→ **Job**:
Give back each entry unchanged, minus pictures.

→ **Data listing**:
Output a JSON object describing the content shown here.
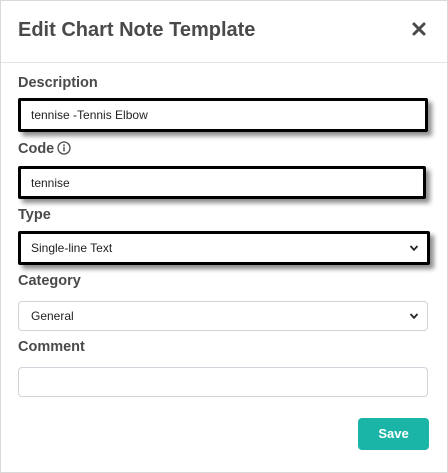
{
  "modal": {
    "title": "Edit Chart Note Template",
    "close_icon": "close-icon"
  },
  "form": {
    "description": {
      "label": "Description",
      "value": "tennise -Tennis Elbow"
    },
    "code": {
      "label": "Code",
      "info_icon": "info-icon",
      "value": "tennise"
    },
    "type": {
      "label": "Type",
      "selected": "Single-line Text"
    },
    "category": {
      "label": "Category",
      "selected": "General"
    },
    "comment": {
      "label": "Comment",
      "value": ""
    }
  },
  "actions": {
    "save_label": "Save"
  },
  "colors": {
    "save_button": "#1bb5a8",
    "highlight_border": "#000000",
    "title_text": "#4a4a4a"
  }
}
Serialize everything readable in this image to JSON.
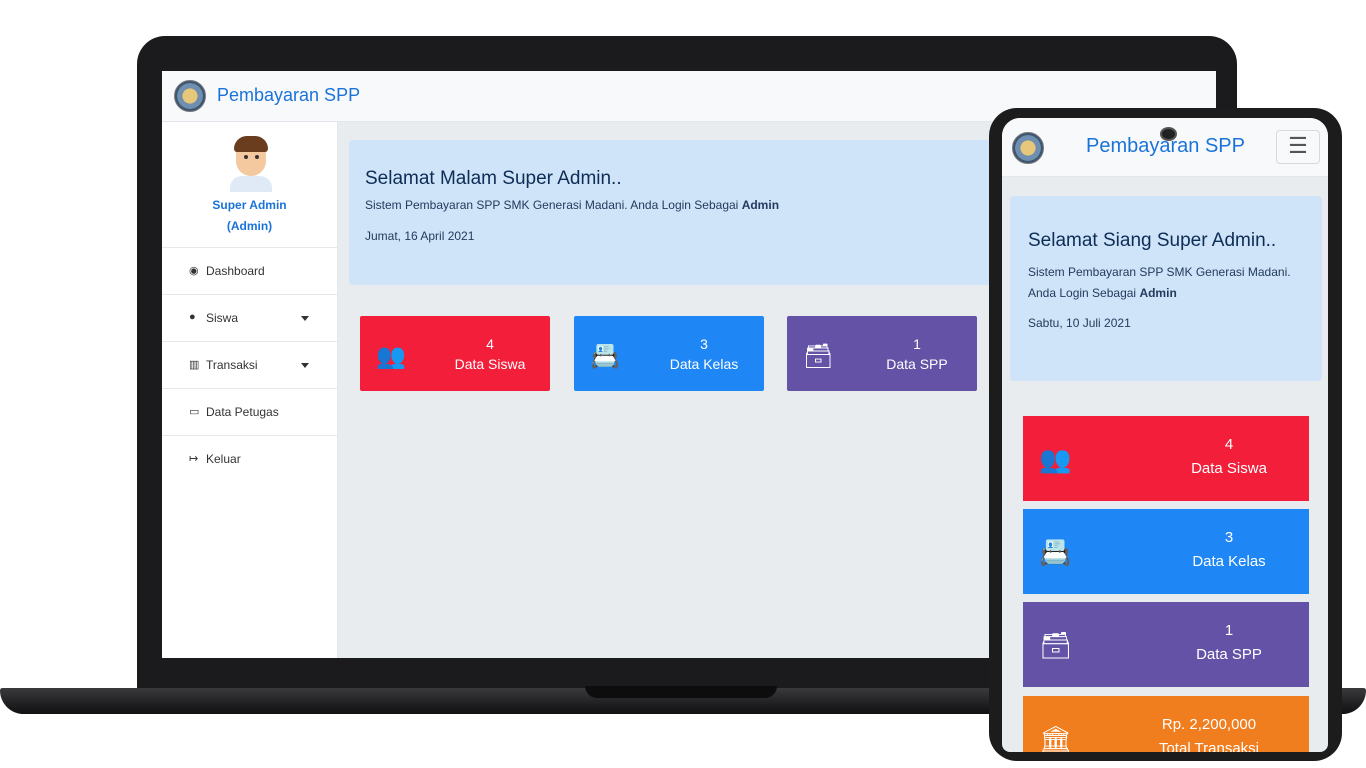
{
  "desktop": {
    "brand": "Pembayaran SPP",
    "user": {
      "name": "Super Admin",
      "role": "(Admin)"
    },
    "menu": [
      {
        "icon": "🚀",
        "label": "Dashboard"
      },
      {
        "icon": "👤",
        "label": "Siswa"
      },
      {
        "icon": "🏛",
        "label": "Transaksi"
      },
      {
        "icon": "🖥",
        "label": "Data Petugas"
      },
      {
        "icon": "⇥",
        "label": "Keluar"
      }
    ],
    "welcome": {
      "title": "Selamat Malam Super Admin..",
      "subtitle": "Sistem Pembayaran SPP SMK Generasi Madani. Anda Login Sebagai",
      "role": "Admin",
      "date": "Jumat, 16 April 2021"
    },
    "cards": [
      {
        "value": "4",
        "label": "Data Siswa",
        "color": "#f21e3a",
        "icon": "users-icon"
      },
      {
        "value": "3",
        "label": "Data Kelas",
        "color": "#1e86f5",
        "icon": "address-book-icon"
      },
      {
        "value": "1",
        "label": "Data SPP",
        "color": "#6352a6",
        "icon": "archive-icon"
      }
    ]
  },
  "mobile": {
    "brand": "Pembayaran SPP",
    "welcome": {
      "title": "Selamat Siang Super Admin..",
      "subtitle": "Sistem Pembayaran SPP SMK Generasi Madani. Anda Login Sebagai",
      "role": "Admin",
      "date": "Sabtu, 10 Juli 2021"
    },
    "cards": [
      {
        "value": "4",
        "label": "Data Siswa",
        "color": "#f21e3a",
        "icon": "users-icon"
      },
      {
        "value": "3",
        "label": "Data Kelas",
        "color": "#1e86f5",
        "icon": "address-book-icon"
      },
      {
        "value": "1",
        "label": "Data SPP",
        "color": "#6352a6",
        "icon": "archive-icon"
      },
      {
        "value": "Rp. 2,200,000",
        "label": "Total Transaksi",
        "color": "#f07d1e",
        "icon": "bank-icon"
      }
    ]
  }
}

→ **Worked answer**:
Output a JSON object describing the content shown here.
{
  "modal": {
    "title": "Edit Chart Note Template",
    "close_icon": "close-icon"
  },
  "form": {
    "description": {
      "label": "Description",
      "value": "tennise -Tennis Elbow"
    },
    "code": {
      "label": "Code",
      "info_icon": "info-icon",
      "value": "tennise"
    },
    "type": {
      "label": "Type",
      "selected": "Single-line Text"
    },
    "category": {
      "label": "Category",
      "selected": "General"
    },
    "comment": {
      "label": "Comment",
      "value": ""
    }
  },
  "actions": {
    "save_label": "Save"
  },
  "colors": {
    "save_button": "#1bb5a8",
    "highlight_border": "#000000",
    "title_text": "#4a4a4a"
  }
}
Serialize everything readable in this image to JSON.
{
  "desktop": {
    "brand": "Pembayaran SPP",
    "user": {
      "name": "Super Admin",
      "role": "(Admin)"
    },
    "menu": [
      {
        "icon": "🚀",
        "label": "Dashboard"
      },
      {
        "icon": "👤",
        "label": "Siswa"
      },
      {
        "icon": "🏛",
        "label": "Transaksi"
      },
      {
        "icon": "🖥",
        "label": "Data Petugas"
      },
      {
        "icon": "⇥",
        "label": "Keluar"
      }
    ],
    "welcome": {
      "title": "Selamat Malam Super Admin..",
      "subtitle": "Sistem Pembayaran SPP SMK Generasi Madani. Anda Login Sebagai",
      "role": "Admin",
      "date": "Jumat, 16 April 2021"
    },
    "cards": [
      {
        "value": "4",
        "label": "Data Siswa",
        "color": "#f21e3a",
        "icon": "users-icon"
      },
      {
        "value": "3",
        "label": "Data Kelas",
        "color": "#1e86f5",
        "icon": "address-book-icon"
      },
      {
        "value": "1",
        "label": "Data SPP",
        "color": "#6352a6",
        "icon": "archive-icon"
      }
    ]
  },
  "mobile": {
    "brand": "Pembayaran SPP",
    "welcome": {
      "title": "Selamat Siang Super Admin..",
      "subtitle": "Sistem Pembayaran SPP SMK Generasi Madani. Anda Login Sebagai",
      "role": "Admin",
      "date": "Sabtu, 10 Juli 2021"
    },
    "cards": [
      {
        "value": "4",
        "label": "Data Siswa",
        "color": "#f21e3a",
        "icon": "users-icon"
      },
      {
        "value": "3",
        "label": "Data Kelas",
        "color": "#1e86f5",
        "icon": "address-book-icon"
      },
      {
        "value": "1",
        "label": "Data SPP",
        "color": "#6352a6",
        "icon": "archive-icon"
      },
      {
        "value": "Rp. 2,200,000",
        "label": "Total Transaksi",
        "color": "#f07d1e",
        "icon": "bank-icon"
      }
    ]
  }
}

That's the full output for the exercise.